● REQUIREMENTS
Copy every line that holds "where".

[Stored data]
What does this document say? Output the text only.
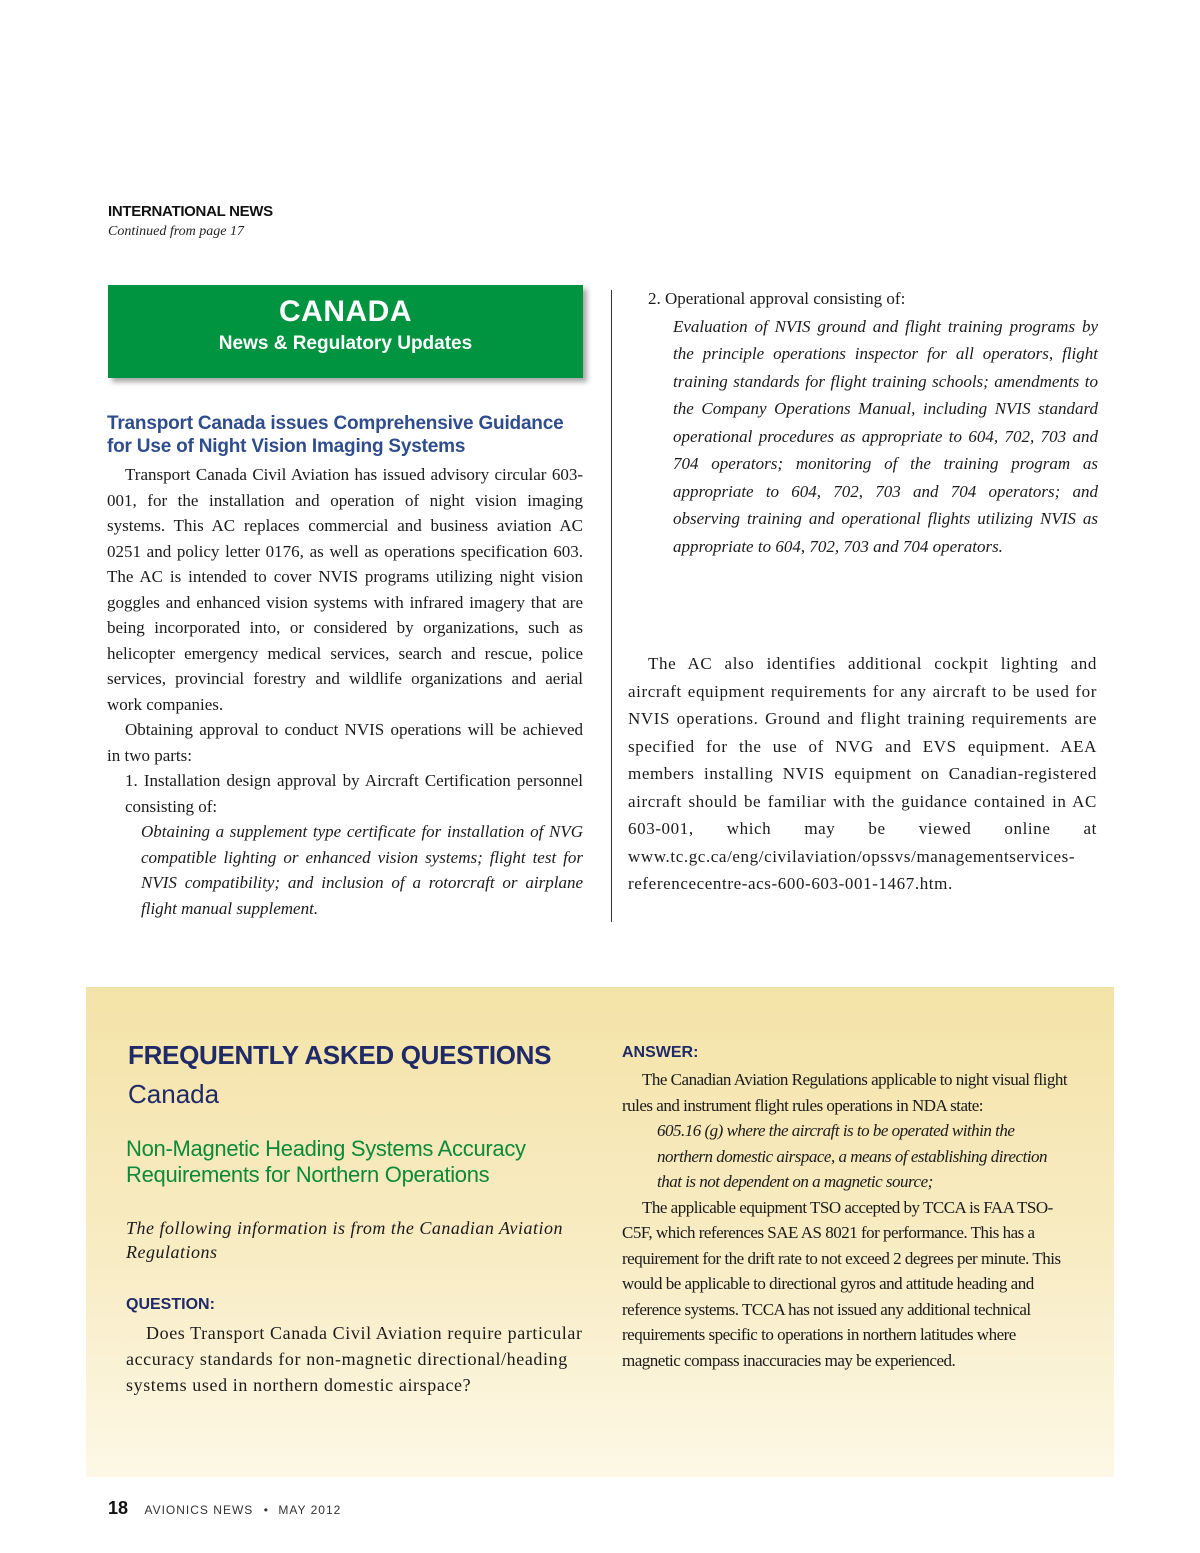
INTERNATIONAL NEWS
Continued from page 17
CANADA
News & Regulatory Updates
Transport Canada issues Comprehensive Guidance for Use of Night Vision Imaging Systems

Transport Canada Civil Aviation has issued advisory circular 603-001, for the installation and operation of night vision imaging systems. This AC replaces commercial and business aviation AC 0251 and policy letter 0176, as well as operations specification 603. The AC is intended to cover NVIS programs utilizing night vision goggles and enhanced vision systems with infrared imagery that are being incorporated into, or considered by organizations, such as helicopter emergency medical services, search and rescue, police services, provincial forestry and wildlife organizations and aerial work companies.

Obtaining approval to conduct NVIS operations will be achieved in two parts:

1. Installation design approval by Aircraft Certification personnel consisting of:

Obtaining a supplement type certificate for installation of NVG compatible lighting or enhanced vision systems; flight test for NVIS compatibility; and inclusion of a rotorcraft or airplane flight manual supplement.

2. Operational approval consisting of:

Evaluation of NVIS ground and flight training programs by the principle operations inspector for all operators, flight training standards for flight training schools; amendments to the Company Operations Manual, including NVIS standard operational procedures as appropriate to 604, 702, 703 and 704 operators; monitoring of the training program as appropriate to 604, 702, 703 and 704 operators; and observing training and operational flights utilizing NVIS as appropriate to 604, 702, 703 and 704 operators.

The AC also identifies additional cockpit lighting and aircraft equipment requirements for any aircraft to be used for NVIS operations. Ground and flight training requirements are specified for the use of NVG and EVS equipment. AEA members installing NVIS equipment on Canadian-registered aircraft should be familiar with the guidance contained in AC 603-001, which may be viewed online at www.tc.gc.ca/eng/civilaviation/opssvs/managementservices-referencecentre-acs-600-603-001-1467.htm.

FREQUENTLY ASKED QUESTIONS
Canada
Non-Magnetic Heading Systems Accuracy Requirements for Northern Operations
The following information is from the Canadian Aviation Regulations
QUESTION:

Does Transport Canada Civil Aviation require particular accuracy standards for non-magnetic directional/heading systems used in northern domestic airspace?

ANSWER:

The Canadian Aviation Regulations applicable to night visual flight rules and instrument flight rules operations in NDA state:

605.16 (g) where the aircraft is to be operated within the northern domestic airspace, a means of establishing direction that is not dependent on a magnetic source;

The applicable equipment TSO accepted by TCCA is FAA TSO-C5F, which references SAE AS 8021 for performance. This has a requirement for the drift rate to not exceed 2 degrees per minute. This would be applicable to directional gyros and attitude heading and reference systems. TCCA has not issued any additional technical requirements specific to operations in northern latitudes where magnetic compass inaccuracies may be experienced.

18 AVIONICS NEWS • MAY 2012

● TASK ANSWER
605.16 (g) where the aircraft is to be operated within the northern domestic airspace, a means of establishing direction that is not dependent on a magnetic source;
The applicable equipment TSO accepted by TCCA is FAA TSO-C5F, which references SAE AS 8021 for performance. This has a requirement for the drift rate to not exceed 2 degrees per minute. This would be applicable to directional gyros and attitude heading and reference systems. TCCA has not issued any additional technical requirements specific to operations in northern latitudes where magnetic compass inaccuracies may be experienced.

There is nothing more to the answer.